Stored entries
-*-*-
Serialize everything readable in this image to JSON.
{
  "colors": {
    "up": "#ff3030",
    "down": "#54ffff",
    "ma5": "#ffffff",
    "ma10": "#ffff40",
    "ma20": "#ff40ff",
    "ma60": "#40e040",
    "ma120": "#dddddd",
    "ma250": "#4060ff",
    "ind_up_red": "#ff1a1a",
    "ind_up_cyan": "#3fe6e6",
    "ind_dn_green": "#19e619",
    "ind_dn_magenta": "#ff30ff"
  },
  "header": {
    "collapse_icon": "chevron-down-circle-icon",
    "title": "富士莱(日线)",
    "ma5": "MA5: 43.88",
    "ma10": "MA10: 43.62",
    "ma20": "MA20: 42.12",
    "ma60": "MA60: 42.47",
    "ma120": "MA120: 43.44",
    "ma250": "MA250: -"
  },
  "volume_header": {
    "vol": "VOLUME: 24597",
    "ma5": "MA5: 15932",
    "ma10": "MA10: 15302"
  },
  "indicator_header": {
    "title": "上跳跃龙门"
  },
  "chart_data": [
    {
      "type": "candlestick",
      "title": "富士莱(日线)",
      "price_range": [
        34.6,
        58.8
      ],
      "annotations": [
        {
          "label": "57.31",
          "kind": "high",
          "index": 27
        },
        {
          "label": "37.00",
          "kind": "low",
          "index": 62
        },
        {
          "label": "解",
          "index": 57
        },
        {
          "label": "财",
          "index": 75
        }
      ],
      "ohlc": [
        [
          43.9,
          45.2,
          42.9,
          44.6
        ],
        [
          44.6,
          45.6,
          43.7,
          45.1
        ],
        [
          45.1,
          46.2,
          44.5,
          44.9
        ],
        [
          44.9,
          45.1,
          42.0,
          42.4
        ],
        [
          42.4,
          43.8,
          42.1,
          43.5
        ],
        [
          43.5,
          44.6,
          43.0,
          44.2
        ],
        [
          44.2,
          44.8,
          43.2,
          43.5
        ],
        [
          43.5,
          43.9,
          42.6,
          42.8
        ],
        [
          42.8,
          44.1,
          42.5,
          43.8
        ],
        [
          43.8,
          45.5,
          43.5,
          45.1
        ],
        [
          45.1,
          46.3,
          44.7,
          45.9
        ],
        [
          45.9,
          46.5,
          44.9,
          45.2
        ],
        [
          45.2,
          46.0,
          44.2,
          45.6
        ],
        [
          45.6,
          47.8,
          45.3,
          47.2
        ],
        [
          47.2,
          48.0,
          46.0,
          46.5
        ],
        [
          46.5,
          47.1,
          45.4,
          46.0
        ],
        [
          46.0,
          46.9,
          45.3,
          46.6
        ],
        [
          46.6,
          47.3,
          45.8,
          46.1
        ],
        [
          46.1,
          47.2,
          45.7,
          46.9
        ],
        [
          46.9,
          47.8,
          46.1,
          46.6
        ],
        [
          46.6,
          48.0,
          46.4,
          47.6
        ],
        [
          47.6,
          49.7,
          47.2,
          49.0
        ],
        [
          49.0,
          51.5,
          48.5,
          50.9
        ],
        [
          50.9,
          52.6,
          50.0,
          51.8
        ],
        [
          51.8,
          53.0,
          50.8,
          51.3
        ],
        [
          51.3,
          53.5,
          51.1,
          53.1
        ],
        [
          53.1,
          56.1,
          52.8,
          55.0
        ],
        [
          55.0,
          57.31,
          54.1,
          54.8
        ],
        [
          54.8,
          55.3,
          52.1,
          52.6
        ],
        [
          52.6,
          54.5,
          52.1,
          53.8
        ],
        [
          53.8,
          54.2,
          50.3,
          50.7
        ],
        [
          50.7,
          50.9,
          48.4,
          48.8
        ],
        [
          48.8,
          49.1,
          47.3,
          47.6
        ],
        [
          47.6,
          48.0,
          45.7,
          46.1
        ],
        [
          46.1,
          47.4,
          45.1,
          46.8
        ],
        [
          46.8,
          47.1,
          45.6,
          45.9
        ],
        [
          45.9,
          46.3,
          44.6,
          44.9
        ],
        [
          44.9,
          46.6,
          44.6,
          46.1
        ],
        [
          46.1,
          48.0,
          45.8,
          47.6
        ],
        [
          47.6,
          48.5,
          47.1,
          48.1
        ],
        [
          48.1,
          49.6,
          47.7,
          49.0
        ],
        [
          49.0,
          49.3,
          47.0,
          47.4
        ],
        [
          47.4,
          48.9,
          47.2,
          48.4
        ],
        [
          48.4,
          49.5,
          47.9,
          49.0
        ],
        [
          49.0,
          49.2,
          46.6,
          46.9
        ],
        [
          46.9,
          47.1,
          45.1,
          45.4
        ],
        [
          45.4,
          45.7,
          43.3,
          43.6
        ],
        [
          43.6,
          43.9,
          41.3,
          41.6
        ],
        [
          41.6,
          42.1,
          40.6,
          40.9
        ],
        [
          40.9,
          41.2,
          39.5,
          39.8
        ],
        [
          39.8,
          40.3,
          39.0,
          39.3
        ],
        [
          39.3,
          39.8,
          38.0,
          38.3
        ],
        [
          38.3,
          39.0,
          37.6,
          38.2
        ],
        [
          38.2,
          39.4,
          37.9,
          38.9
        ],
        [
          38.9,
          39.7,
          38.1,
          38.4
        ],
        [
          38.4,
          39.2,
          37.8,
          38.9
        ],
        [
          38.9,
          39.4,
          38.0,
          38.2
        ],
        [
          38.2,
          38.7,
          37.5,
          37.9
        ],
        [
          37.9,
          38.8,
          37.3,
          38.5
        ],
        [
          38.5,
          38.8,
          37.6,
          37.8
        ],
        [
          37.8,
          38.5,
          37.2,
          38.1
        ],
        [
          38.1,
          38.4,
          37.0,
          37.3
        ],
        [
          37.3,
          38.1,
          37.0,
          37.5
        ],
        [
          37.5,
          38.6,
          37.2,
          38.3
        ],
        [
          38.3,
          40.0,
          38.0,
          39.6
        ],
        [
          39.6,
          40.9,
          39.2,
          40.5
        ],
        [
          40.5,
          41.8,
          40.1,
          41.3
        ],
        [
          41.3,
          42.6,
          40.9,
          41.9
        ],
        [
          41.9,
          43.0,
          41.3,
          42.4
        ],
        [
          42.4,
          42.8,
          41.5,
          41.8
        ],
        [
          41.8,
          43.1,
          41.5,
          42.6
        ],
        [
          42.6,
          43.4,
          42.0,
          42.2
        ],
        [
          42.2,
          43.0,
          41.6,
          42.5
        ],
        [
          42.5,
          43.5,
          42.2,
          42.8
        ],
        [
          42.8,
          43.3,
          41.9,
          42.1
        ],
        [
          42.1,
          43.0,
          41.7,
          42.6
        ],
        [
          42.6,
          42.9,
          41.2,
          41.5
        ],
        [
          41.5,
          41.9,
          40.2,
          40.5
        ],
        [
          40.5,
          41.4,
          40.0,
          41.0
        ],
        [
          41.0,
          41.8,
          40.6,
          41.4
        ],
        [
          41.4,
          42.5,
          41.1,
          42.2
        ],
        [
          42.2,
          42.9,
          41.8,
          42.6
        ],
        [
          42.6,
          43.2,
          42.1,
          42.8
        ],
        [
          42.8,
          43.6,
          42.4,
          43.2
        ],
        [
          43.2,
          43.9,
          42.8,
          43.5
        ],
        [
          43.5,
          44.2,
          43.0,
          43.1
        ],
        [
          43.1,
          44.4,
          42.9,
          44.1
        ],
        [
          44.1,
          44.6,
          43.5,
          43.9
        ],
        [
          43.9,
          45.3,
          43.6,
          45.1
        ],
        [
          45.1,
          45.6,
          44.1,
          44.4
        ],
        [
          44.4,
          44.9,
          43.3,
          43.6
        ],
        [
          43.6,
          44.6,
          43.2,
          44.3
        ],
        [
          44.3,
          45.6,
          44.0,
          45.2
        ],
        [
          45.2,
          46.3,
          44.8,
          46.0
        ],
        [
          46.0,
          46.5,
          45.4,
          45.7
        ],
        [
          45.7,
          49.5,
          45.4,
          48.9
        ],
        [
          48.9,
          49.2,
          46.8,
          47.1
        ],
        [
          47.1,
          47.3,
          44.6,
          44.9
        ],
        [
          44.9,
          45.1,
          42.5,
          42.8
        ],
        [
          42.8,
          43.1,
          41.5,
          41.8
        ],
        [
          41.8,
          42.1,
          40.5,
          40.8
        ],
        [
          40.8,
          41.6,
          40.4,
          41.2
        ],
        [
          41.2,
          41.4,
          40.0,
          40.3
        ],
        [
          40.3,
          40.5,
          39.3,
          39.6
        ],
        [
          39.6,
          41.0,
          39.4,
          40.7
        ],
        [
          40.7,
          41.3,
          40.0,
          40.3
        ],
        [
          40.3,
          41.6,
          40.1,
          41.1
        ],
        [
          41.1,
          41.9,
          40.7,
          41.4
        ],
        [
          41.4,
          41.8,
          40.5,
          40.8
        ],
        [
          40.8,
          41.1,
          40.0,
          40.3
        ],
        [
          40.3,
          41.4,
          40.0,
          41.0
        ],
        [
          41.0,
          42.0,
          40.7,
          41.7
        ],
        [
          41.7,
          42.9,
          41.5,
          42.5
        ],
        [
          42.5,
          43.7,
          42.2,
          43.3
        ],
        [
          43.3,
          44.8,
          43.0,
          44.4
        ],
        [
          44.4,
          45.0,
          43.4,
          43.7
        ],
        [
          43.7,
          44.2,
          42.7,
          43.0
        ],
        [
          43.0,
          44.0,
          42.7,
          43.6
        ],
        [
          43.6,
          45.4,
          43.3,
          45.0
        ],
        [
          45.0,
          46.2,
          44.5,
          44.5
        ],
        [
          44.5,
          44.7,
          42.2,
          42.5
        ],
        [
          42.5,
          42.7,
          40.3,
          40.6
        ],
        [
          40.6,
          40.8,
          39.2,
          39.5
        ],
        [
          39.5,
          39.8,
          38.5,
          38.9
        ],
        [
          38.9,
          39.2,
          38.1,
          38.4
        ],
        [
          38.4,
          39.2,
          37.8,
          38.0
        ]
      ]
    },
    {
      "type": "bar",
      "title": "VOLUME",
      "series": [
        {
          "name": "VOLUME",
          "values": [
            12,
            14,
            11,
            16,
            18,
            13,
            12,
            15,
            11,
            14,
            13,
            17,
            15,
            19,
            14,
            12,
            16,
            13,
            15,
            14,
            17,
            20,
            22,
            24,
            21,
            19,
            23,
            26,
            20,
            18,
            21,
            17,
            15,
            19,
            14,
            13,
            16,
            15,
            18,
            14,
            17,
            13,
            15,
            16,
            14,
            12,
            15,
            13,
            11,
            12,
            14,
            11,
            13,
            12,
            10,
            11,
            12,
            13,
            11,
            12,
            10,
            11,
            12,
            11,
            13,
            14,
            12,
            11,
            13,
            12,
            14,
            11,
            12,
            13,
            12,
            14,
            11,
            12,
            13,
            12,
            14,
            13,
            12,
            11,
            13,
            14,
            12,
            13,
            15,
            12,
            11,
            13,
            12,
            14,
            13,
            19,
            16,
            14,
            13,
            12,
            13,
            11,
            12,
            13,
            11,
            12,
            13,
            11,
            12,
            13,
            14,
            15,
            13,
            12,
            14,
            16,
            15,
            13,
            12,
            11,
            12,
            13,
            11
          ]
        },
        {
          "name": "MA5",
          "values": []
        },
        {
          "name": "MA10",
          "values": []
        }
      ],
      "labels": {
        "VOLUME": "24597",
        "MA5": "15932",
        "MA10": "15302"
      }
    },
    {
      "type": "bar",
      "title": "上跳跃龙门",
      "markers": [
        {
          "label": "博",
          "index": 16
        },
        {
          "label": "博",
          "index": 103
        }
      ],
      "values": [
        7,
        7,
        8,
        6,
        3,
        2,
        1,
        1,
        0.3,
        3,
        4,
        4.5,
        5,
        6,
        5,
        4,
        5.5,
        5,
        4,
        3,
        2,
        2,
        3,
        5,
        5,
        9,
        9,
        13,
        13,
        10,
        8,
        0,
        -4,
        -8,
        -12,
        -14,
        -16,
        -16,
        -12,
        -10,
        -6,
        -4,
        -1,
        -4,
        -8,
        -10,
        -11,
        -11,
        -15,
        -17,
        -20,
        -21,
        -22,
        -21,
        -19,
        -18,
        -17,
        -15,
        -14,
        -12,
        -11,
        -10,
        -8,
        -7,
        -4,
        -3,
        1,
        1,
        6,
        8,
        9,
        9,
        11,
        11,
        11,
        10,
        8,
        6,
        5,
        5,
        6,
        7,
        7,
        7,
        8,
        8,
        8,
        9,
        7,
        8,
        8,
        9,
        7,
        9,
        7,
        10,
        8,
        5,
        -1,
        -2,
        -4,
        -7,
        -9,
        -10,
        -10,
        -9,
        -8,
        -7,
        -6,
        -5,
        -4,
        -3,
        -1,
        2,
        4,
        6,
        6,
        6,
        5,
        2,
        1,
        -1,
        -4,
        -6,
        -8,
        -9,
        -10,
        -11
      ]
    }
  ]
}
-*-*-
OBJECTIVE
Check each line of these records for the string "down" and state only how many lines have it.

ANSWER TO THIS EXERCISE
2